Фрагмент документа:
※
Вот то, что я хотел сказать, а дальше говорите сами.
Я, к сожалению, не вызвал у вас настоящего голода, настоящего аппетита, потому что все больше теоретизировал. Сейчас мы можем поговорить о жратве уже поконкретнее. У меня очень простые, к сожалению, вкусы.
Нет, нет, к сожалению. Вы же знаете, что мое любимое место – это «Рюмочная» на Большой Никитской, а любимая вещь в «Рюмочной» – фаршированные кабачки. Но вы же знаете: я не пью. Я в основном закусываю. Мне в выпивке больше всего нравится закуска.
Кстати, вот еще о чем хотел упомянуть: в книге «Малыш и Карлсон» (помните, у нас была лекция?) символика еды тоже занимает огромное место, потому что там есть эпизод, когда Карлсон созидает своего рода алтарь: строит башню из кубиков и кладет наверх тефтельку. Для Карлсона ведь еда тоже имеет очень большое значение, его обжорство символично.
※
Задачи для решения:
(1) Какое блюдо в «Рюмочной» названо во фрагменте любимым?
(2) Пожалуйста, превратите в таблицу Markdown строки записей от самой первой до строки с «- roof-lantern-opening: [1155, 250, 1206, 363]» включительно. Столбцы назовите «№» и «Строка», пустые строки пропустите.
Фрагмент и записи — отдельные материалы, между собой не связанные.

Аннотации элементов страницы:
※
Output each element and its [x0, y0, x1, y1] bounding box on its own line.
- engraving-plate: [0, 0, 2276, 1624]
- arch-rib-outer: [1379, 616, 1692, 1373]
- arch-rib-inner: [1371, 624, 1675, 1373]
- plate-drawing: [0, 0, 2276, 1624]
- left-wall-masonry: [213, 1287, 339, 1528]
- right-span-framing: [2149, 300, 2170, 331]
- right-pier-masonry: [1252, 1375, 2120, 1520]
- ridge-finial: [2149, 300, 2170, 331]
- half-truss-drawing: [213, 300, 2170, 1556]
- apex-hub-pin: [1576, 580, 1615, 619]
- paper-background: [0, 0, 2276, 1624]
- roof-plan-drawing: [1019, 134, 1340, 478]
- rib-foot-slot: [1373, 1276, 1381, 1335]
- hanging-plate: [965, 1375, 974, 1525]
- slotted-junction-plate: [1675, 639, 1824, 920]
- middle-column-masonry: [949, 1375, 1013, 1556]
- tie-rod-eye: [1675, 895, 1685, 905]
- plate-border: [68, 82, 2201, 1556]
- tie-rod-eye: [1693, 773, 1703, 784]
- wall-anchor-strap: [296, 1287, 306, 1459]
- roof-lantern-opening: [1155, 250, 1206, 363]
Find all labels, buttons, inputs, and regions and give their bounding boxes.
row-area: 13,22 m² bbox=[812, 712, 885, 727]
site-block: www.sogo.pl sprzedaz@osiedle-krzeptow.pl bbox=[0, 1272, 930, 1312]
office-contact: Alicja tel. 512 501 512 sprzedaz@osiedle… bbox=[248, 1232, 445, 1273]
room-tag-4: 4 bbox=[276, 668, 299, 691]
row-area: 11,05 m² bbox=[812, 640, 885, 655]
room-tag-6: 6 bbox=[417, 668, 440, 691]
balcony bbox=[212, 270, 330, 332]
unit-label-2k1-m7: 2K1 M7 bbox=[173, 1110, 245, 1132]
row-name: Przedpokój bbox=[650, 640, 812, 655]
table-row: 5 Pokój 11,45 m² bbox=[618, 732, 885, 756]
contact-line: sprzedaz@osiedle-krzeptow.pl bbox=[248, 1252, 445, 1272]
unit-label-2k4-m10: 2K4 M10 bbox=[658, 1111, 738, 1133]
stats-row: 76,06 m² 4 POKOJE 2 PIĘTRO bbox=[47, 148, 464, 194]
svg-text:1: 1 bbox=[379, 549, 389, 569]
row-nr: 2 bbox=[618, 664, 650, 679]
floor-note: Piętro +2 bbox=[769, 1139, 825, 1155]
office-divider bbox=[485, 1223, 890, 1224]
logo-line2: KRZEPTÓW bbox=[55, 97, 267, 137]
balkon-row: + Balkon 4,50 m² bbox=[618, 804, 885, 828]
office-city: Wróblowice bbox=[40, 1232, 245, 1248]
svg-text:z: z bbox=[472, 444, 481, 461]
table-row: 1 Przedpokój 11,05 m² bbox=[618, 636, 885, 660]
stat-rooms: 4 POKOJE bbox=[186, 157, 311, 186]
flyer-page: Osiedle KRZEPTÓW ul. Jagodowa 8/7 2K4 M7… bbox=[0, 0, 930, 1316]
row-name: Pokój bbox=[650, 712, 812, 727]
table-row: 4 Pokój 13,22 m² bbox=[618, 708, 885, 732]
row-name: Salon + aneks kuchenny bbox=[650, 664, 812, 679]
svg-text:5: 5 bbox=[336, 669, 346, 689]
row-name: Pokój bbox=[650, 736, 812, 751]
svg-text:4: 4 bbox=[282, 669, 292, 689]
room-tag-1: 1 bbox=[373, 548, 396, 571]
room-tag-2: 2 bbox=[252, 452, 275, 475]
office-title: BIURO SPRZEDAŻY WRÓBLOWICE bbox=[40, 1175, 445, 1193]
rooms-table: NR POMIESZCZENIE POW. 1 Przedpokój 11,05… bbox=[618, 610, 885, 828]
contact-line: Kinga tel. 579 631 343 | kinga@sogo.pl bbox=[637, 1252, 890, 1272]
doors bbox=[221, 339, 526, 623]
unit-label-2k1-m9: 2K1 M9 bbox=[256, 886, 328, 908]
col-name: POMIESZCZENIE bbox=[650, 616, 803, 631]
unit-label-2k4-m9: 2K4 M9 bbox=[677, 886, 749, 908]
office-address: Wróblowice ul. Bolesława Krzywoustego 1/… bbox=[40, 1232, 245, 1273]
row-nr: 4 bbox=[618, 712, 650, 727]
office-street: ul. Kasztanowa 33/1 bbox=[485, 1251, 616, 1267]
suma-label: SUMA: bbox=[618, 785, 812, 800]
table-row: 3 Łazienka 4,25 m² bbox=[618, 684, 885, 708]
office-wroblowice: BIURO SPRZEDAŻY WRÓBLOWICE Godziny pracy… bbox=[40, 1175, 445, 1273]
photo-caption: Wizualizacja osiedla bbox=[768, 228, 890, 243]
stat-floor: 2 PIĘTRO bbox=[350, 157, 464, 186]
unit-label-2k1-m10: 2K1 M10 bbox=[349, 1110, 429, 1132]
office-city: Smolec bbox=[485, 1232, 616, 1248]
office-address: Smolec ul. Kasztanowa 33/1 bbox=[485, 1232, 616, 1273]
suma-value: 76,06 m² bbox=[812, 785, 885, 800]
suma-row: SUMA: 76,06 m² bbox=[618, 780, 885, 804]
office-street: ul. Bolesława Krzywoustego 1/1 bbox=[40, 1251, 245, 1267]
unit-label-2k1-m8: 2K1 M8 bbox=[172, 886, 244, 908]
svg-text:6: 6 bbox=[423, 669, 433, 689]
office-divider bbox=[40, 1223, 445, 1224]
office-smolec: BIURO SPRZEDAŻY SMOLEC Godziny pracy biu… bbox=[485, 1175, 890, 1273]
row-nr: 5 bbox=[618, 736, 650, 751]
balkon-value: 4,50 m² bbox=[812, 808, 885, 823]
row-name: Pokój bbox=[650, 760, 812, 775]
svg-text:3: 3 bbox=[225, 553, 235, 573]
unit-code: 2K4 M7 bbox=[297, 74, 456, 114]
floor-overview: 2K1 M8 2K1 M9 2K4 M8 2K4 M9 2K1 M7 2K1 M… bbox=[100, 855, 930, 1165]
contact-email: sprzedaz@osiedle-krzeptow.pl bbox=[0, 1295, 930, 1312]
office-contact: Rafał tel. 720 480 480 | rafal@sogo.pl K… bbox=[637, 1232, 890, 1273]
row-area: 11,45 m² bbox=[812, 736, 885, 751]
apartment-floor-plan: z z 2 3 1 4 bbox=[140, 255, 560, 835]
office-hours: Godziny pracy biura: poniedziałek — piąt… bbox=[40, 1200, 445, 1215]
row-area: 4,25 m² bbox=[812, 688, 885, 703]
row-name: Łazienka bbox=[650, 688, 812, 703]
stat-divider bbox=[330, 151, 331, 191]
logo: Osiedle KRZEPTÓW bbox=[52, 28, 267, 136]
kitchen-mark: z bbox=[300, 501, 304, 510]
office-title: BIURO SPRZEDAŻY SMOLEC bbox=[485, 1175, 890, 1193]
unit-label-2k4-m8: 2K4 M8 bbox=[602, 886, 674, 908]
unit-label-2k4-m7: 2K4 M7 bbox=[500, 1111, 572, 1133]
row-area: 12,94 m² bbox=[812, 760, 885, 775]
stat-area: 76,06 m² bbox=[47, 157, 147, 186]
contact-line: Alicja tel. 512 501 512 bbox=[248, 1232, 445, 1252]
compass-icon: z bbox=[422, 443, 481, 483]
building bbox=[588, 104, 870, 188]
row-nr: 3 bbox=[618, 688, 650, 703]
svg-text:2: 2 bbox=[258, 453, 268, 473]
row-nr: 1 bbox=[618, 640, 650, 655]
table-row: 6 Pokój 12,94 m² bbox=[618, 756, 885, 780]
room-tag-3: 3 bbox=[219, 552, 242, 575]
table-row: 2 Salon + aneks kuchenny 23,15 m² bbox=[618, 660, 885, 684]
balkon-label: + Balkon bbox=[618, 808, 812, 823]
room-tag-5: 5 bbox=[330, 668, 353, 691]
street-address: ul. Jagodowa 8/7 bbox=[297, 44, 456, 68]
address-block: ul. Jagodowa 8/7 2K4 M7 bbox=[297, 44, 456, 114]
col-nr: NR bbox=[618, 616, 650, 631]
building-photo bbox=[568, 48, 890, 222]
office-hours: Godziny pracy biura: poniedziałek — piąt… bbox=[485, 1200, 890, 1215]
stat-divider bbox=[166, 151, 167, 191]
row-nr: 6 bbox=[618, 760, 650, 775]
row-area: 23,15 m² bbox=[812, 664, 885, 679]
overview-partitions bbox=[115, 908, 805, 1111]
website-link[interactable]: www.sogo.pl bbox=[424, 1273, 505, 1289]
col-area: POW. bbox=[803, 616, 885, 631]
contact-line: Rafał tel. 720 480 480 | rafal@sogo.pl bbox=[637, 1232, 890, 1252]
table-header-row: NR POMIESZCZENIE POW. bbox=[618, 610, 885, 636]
※
Решения по задачам:
(1) Фаршированные кабачки.

(2)
| № | Строка |
|---|---|
| 1 | Output each element and its [x0, y0, x1, y1] bounding box on its own line. |
| 2 | - engraving-plate: [0, 0, 2276, 1624] |
| 3 | - arch-rib-outer: [1379, 616, 1692, 1373] |
| 4 | - arch-rib-inner: [1371, 624, 1675, 1373] |
| 5 | - plate-drawing: [0, 0, 2276, 1624] |
| 6 | - left-wall-masonry: [213, 1287, 339, 1528] |
| 7 | - right-span-framing: [2149, 300, 2170, 331] |
| 8 | - right-pier-masonry: [1252, 1375, 2120, 1520] |
| 9 | - ridge-finial: [2149, 300, 2170, 331] |
| 10 | - half-truss-drawing: [213, 300, 2170, 1556] |
| 11 | - apex-hub-pin: [1576, 580, 1615, 619] |
| 12 | - paper-background: [0, 0, 2276, 1624] |
| 13 | - roof-plan-drawing: [1019, 134, 1340, 478] |
| 14 | - rib-foot-slot: [1373, 1276, 1381, 1335] |
| 15 | - hanging-plate: [965, 1375, 974, 1525] |
| 16 | - slotted-junction-plate: [1675, 639, 1824, 920] |
| 17 | - middle-column-masonry: [949, 1375, 1013, 1556] |
| 18 | - tie-rod-eye: [1675, 895, 1685, 905] |
| 19 | - plate-border: [68, 82, 2201, 1556] |
| 20 | - tie-rod-eye: [1693, 773, 1703, 784] |
| 21 | - wall-anchor-strap: [296, 1287, 306, 1459] |
| 22 | - roof-lantern-opening: [1155, 250, 1206, 363] |